**Exercise objective:**
Leave the pictures out, and retype all of the material exactly as written.

Dataset entries:
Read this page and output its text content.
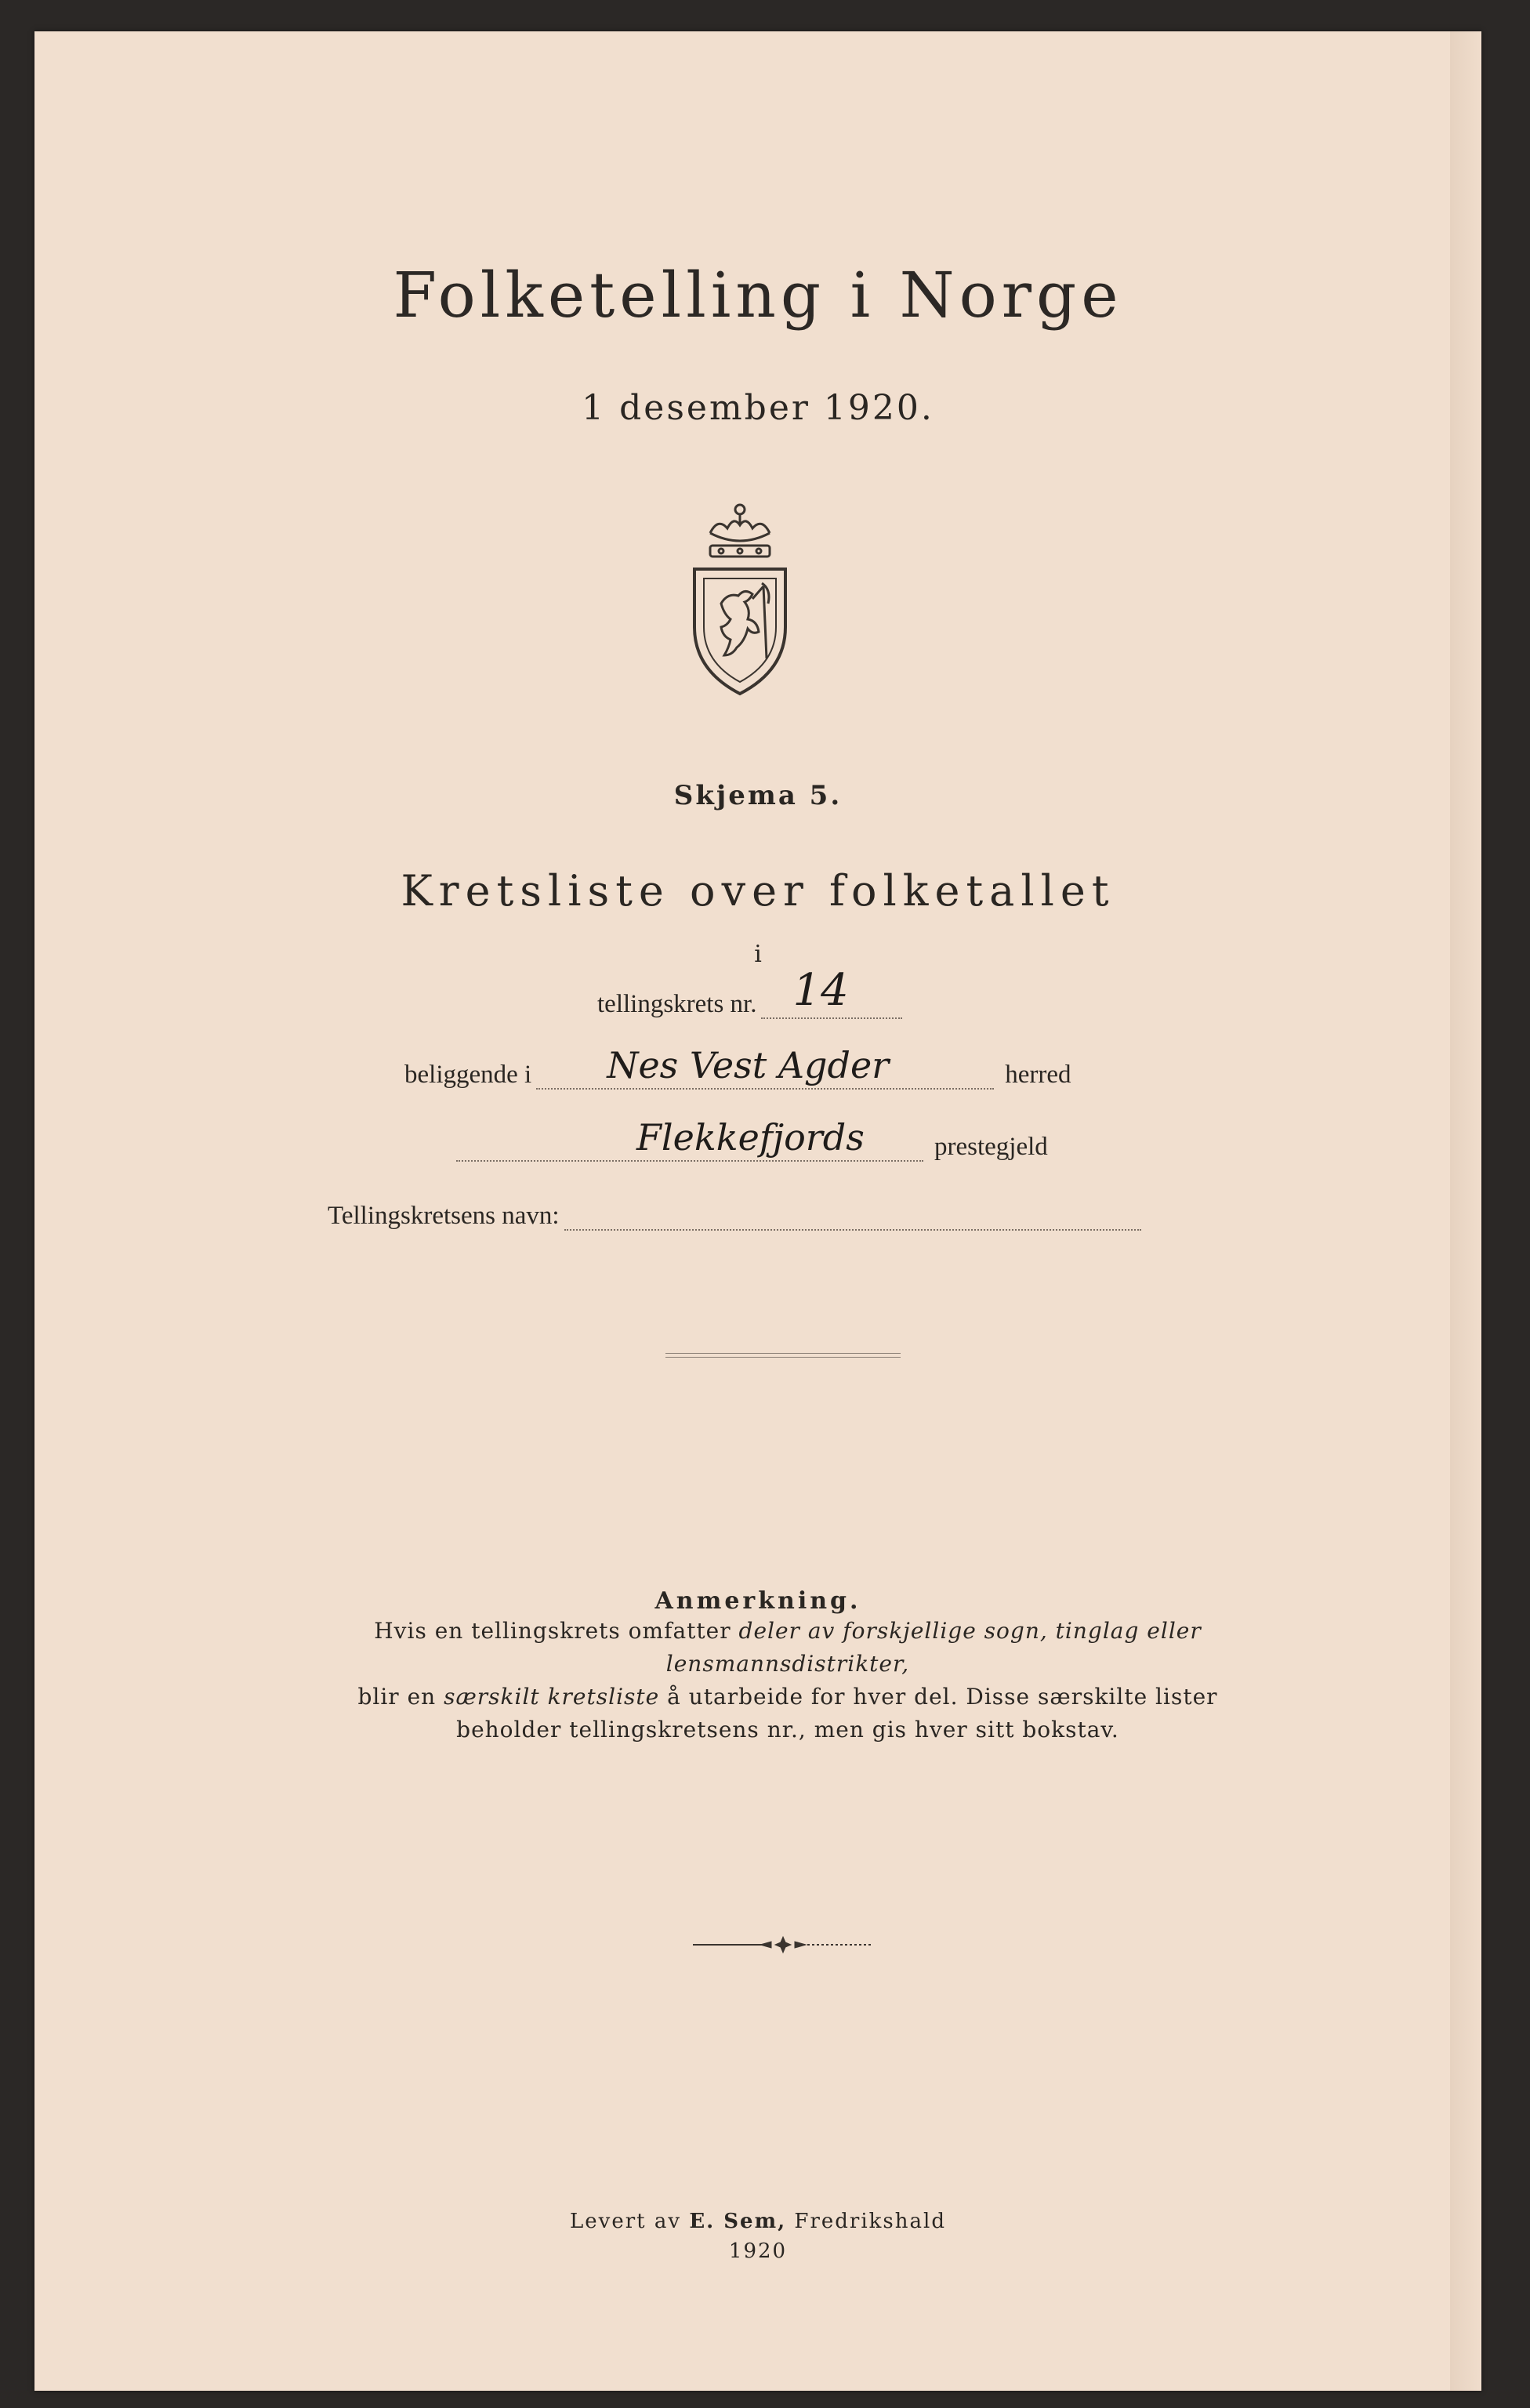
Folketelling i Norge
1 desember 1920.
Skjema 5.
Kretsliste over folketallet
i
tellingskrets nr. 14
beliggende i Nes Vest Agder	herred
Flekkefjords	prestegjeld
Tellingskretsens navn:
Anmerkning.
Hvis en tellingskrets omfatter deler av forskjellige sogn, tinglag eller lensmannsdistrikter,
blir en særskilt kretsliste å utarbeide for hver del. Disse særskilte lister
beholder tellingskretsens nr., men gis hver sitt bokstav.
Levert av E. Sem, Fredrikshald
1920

**Exercise output:**
Read this page and output its text content.
Folketelling i Norge
1 desember 1920.
Skjema 5.
Kretsliste over folketallet
i
tellingskrets nr. 14
beliggende i Nes Vest Agder	herred
Flekkefjords	prestegjeld
Tellingskretsens navn:
Anmerkning.
Hvis en tellingskrets omfatter deler av forskjellige sogn, tinglag eller lensmannsdistrikter,
blir en særskilt kretsliste å utarbeide for hver del. Disse særskilte lister
beholder tellingskretsens nr., men gis hver sitt bokstav.
Levert av E. Sem, Fredrikshald
1920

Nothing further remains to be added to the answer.